[Request] Check each line for the string "saludable", then give only how many lines have it.

[START OF Provided data]

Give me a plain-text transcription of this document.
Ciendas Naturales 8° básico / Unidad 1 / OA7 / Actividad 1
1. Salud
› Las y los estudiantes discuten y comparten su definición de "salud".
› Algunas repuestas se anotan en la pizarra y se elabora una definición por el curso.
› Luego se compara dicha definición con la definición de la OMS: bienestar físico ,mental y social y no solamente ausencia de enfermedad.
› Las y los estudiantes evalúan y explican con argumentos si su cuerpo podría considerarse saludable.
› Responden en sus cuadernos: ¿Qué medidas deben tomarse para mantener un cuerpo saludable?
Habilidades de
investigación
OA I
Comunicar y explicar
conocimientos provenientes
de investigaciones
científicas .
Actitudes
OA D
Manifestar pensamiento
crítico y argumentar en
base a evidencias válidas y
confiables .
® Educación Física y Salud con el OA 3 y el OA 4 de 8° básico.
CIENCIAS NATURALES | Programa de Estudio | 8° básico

[END OF Provided data]
[START OF Provided data]

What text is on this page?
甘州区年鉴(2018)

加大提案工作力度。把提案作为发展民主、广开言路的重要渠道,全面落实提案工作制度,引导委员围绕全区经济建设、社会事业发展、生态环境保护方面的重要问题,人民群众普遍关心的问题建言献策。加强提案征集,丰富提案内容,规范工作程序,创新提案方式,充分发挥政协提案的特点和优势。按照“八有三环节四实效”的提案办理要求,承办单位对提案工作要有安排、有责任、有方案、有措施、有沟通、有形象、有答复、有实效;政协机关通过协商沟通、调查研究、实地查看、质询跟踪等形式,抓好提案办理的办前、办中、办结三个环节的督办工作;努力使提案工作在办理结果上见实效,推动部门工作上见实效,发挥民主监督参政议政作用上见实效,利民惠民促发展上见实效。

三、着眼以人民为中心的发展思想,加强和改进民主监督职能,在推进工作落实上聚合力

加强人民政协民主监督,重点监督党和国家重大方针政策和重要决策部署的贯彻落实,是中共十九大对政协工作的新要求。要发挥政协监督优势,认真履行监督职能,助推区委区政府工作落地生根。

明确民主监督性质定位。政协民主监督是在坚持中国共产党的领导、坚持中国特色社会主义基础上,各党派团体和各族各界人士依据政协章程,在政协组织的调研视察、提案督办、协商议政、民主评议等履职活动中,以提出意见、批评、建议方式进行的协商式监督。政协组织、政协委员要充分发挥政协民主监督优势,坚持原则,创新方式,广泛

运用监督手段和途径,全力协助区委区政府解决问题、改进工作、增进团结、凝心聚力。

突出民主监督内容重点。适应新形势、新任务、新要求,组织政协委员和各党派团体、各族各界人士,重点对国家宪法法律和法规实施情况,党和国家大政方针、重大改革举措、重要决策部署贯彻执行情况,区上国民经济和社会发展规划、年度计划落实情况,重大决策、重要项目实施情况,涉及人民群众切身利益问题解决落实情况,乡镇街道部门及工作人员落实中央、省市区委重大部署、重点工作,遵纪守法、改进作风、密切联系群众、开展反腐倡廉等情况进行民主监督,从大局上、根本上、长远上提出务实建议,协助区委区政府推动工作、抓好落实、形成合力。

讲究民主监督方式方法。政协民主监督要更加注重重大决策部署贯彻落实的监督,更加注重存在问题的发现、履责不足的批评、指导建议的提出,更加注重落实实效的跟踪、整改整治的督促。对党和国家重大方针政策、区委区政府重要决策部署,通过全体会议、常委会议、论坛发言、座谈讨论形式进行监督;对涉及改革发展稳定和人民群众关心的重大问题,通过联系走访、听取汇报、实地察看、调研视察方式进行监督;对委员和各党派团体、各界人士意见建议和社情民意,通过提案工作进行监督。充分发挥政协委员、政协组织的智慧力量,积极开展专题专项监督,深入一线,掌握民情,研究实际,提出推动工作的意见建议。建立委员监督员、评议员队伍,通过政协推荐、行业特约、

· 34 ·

[END OF Provided data]

[Full output] 2